## SHORT EXERCISE
All of the data must be printed exactly; please include every line.

## SUPPLIED DATA
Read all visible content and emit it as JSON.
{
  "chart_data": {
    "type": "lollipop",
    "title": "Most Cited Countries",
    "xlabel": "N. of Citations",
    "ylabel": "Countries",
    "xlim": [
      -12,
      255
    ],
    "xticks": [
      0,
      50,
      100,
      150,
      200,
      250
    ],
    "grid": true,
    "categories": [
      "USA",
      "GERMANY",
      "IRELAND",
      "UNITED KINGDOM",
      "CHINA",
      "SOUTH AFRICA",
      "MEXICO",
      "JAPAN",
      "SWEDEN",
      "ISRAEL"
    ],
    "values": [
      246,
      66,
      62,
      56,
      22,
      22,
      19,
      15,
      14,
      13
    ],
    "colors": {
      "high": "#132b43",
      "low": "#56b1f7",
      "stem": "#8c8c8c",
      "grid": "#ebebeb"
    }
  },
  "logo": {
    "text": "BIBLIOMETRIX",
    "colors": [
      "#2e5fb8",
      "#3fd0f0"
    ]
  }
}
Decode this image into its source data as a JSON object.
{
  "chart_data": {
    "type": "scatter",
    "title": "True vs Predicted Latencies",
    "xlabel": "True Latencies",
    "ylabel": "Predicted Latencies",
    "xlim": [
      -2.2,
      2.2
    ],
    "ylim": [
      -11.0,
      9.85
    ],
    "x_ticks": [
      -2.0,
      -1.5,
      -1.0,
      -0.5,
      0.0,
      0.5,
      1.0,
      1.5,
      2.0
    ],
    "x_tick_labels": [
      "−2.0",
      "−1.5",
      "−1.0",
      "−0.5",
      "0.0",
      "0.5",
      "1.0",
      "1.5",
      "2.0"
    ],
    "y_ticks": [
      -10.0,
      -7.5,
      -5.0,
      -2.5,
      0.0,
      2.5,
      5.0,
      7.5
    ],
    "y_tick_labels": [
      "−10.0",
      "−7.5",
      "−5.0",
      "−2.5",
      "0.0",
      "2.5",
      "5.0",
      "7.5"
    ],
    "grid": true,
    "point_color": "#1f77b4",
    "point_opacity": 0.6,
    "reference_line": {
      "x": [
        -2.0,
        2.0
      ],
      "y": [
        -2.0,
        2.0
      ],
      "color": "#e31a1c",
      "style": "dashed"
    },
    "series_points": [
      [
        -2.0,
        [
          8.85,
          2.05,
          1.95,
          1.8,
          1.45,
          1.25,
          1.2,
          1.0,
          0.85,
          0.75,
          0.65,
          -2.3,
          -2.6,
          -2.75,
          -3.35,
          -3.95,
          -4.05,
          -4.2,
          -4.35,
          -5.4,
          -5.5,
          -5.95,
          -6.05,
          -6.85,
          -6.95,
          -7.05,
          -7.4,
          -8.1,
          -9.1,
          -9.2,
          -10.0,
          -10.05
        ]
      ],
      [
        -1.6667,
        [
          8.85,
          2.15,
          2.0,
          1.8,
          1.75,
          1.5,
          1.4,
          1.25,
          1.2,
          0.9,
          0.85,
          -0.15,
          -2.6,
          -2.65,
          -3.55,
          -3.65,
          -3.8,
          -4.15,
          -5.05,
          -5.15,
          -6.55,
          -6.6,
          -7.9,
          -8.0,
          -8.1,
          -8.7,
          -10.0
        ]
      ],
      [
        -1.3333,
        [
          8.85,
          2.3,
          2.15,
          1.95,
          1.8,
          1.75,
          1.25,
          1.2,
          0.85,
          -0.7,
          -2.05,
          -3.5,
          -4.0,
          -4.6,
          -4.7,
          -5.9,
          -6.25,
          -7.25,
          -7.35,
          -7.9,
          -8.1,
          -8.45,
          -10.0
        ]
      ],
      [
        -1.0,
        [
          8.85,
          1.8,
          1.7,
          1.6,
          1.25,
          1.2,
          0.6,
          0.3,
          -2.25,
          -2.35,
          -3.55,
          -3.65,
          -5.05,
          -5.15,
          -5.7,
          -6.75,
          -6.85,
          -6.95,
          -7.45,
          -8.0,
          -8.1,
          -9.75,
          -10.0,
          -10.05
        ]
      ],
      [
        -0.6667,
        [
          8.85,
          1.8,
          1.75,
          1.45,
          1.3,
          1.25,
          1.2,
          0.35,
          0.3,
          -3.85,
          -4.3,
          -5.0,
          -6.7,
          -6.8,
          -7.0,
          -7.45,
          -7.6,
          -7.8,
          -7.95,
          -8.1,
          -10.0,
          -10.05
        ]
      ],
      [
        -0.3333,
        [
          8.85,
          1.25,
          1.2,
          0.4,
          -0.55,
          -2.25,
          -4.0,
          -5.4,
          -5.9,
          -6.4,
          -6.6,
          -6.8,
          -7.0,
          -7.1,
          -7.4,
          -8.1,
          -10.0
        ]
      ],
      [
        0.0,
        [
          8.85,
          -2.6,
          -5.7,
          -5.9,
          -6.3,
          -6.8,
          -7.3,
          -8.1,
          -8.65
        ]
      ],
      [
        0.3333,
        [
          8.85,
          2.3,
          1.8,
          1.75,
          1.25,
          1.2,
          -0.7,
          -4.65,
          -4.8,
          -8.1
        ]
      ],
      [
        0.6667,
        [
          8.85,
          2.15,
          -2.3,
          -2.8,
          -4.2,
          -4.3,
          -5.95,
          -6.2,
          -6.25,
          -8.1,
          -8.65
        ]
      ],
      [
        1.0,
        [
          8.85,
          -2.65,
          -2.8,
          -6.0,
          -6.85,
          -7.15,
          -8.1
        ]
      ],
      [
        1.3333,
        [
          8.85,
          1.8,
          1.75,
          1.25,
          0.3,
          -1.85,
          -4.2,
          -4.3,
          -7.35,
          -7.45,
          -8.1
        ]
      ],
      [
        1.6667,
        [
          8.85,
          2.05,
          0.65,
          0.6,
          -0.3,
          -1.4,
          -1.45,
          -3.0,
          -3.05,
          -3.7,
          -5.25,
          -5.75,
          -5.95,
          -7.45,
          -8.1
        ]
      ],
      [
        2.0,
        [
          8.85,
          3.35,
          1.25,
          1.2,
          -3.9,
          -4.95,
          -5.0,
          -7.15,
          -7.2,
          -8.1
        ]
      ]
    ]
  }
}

## SOLUTION BELOW
Read all visible content and emit it as JSON.
{
  "chart_data": {
    "type": "lollipop",
    "title": "Most Cited Countries",
    "xlabel": "N. of Citations",
    "ylabel": "Countries",
    "xlim": [
      -12,
      255
    ],
    "xticks": [
      0,
      50,
      100,
      150,
      200,
      250
    ],
    "grid": true,
    "categories": [
      "USA",
      "GERMANY",
      "IRELAND",
      "UNITED KINGDOM",
      "CHINA",
      "SOUTH AFRICA",
      "MEXICO",
      "JAPAN",
      "SWEDEN",
      "ISRAEL"
    ],
    "values": [
      246,
      66,
      62,
      56,
      22,
      22,
      19,
      15,
      14,
      13
    ],
    "colors": {
      "high": "#132b43",
      "low": "#56b1f7",
      "stem": "#8c8c8c",
      "grid": "#ebebeb"
    }
  },
  "logo": {
    "text": "BIBLIOMETRIX",
    "colors": [
      "#2e5fb8",
      "#3fd0f0"
    ]
  }
}
Decode this image into its source data as a JSON object.
{
  "chart_data": {
    "type": "scatter",
    "title": "True vs Predicted Latencies",
    "xlabel": "True Latencies",
    "ylabel": "Predicted Latencies",
    "xlim": [
      -2.2,
      2.2
    ],
    "ylim": [
      -11.0,
      9.85
    ],
    "x_ticks": [
      -2.0,
      -1.5,
      -1.0,
      -0.5,
      0.0,
      0.5,
      1.0,
      1.5,
      2.0
    ],
    "x_tick_labels": [
      "−2.0",
      "−1.5",
      "−1.0",
      "−0.5",
      "0.0",
      "0.5",
      "1.0",
      "1.5",
      "2.0"
    ],
    "y_ticks": [
      -10.0,
      -7.5,
      -5.0,
      -2.5,
      0.0,
      2.5,
      5.0,
      7.5
    ],
    "y_tick_labels": [
      "−10.0",
      "−7.5",
      "−5.0",
      "−2.5",
      "0.0",
      "2.5",
      "5.0",
      "7.5"
    ],
    "grid": true,
    "point_color": "#1f77b4",
    "point_opacity": 0.6,
    "reference_line": {
      "x": [
        -2.0,
        2.0
      ],
      "y": [
        -2.0,
        2.0
      ],
      "color": "#e31a1c",
      "style": "dashed"
    },
    "series_points": [
      [
        -2.0,
        [
          8.85,
          2.05,
          1.95,
          1.8,
          1.45,
          1.25,
          1.2,
          1.0,
          0.85,
          0.75,
          0.65,
          -2.3,
          -2.6,
          -2.75,
          -3.35,
          -3.95,
          -4.05,
          -4.2,
          -4.35,
          -5.4,
          -5.5,
          -5.95,
          -6.05,
          -6.85,
          -6.95,
          -7.05,
          -7.4,
          -8.1,
          -9.1,
          -9.2,
          -10.0,
          -10.05
        ]
      ],
      [
        -1.6667,
        [
          8.85,
          2.15,
          2.0,
          1.8,
          1.75,
          1.5,
          1.4,
          1.25,
          1.2,
          0.9,
          0.85,
          -0.15,
          -2.6,
          -2.65,
          -3.55,
          -3.65,
          -3.8,
          -4.15,
          -5.05,
          -5.15,
          -6.55,
          -6.6,
          -7.9,
          -8.0,
          -8.1,
          -8.7,
          -10.0
        ]
      ],
      [
        -1.3333,
        [
          8.85,
          2.3,
          2.15,
          1.95,
          1.8,
          1.75,
          1.25,
          1.2,
          0.85,
          -0.7,
          -2.05,
          -3.5,
          -4.0,
          -4.6,
          -4.7,
          -5.9,
          -6.25,
          -7.25,
          -7.35,
          -7.9,
          -8.1,
          -8.45,
          -10.0
        ]
      ],
      [
        -1.0,
        [
          8.85,
          1.8,
          1.7,
          1.6,
          1.25,
          1.2,
          0.6,
          0.3,
          -2.25,
          -2.35,
          -3.55,
          -3.65,
          -5.05,
          -5.15,
          -5.7,
          -6.75,
          -6.85,
          -6.95,
          -7.45,
          -8.0,
          -8.1,
          -9.75,
          -10.0,
          -10.05
        ]
      ],
      [
        -0.6667,
        [
          8.85,
          1.8,
          1.75,
          1.45,
          1.3,
          1.25,
          1.2,
          0.35,
          0.3,
          -3.85,
          -4.3,
          -5.0,
          -6.7,
          -6.8,
          -7.0,
          -7.45,
          -7.6,
          -7.8,
          -7.95,
          -8.1,
          -10.0,
          -10.05
        ]
      ],
      [
        -0.3333,
        [
          8.85,
          1.25,
          1.2,
          0.4,
          -0.55,
          -2.25,
          -4.0,
          -5.4,
          -5.9,
          -6.4,
          -6.6,
          -6.8,
          -7.0,
          -7.1,
          -7.4,
          -8.1,
          -10.0
        ]
      ],
      [
        0.0,
        [
          8.85,
          -2.6,
          -5.7,
          -5.9,
          -6.3,
          -6.8,
          -7.3,
          -8.1,
          -8.65
        ]
      ],
      [
        0.3333,
        [
          8.85,
          2.3,
          1.8,
          1.75,
          1.25,
          1.2,
          -0.7,
          -4.65,
          -4.8,
          -8.1
        ]
      ],
      [
        0.6667,
        [
          8.85,
          2.15,
          -2.3,
          -2.8,
          -4.2,
          -4.3,
          -5.95,
          -6.2,
          -6.25,
          -8.1,
          -8.65
        ]
      ],
      [
        1.0,
        [
          8.85,
          -2.65,
          -2.8,
          -6.0,
          -6.85,
          -7.15,
          -8.1
        ]
      ],
      [
        1.3333,
        [
          8.85,
          1.8,
          1.75,
          1.25,
          0.3,
          -1.85,
          -4.2,
          -4.3,
          -7.35,
          -7.45,
          -8.1
        ]
      ],
      [
        1.6667,
        [
          8.85,
          2.05,
          0.65,
          0.6,
          -0.3,
          -1.4,
          -1.45,
          -3.0,
          -3.05,
          -3.7,
          -5.25,
          -5.75,
          -5.95,
          -7.45,
          -8.1
        ]
      ],
      [
        2.0,
        [
          8.85,
          3.35,
          1.25,
          1.2,
          -3.9,
          -4.95,
          -5.0,
          -7.15,
          -7.2,
          -8.1
        ]
      ]
    ]
  }
}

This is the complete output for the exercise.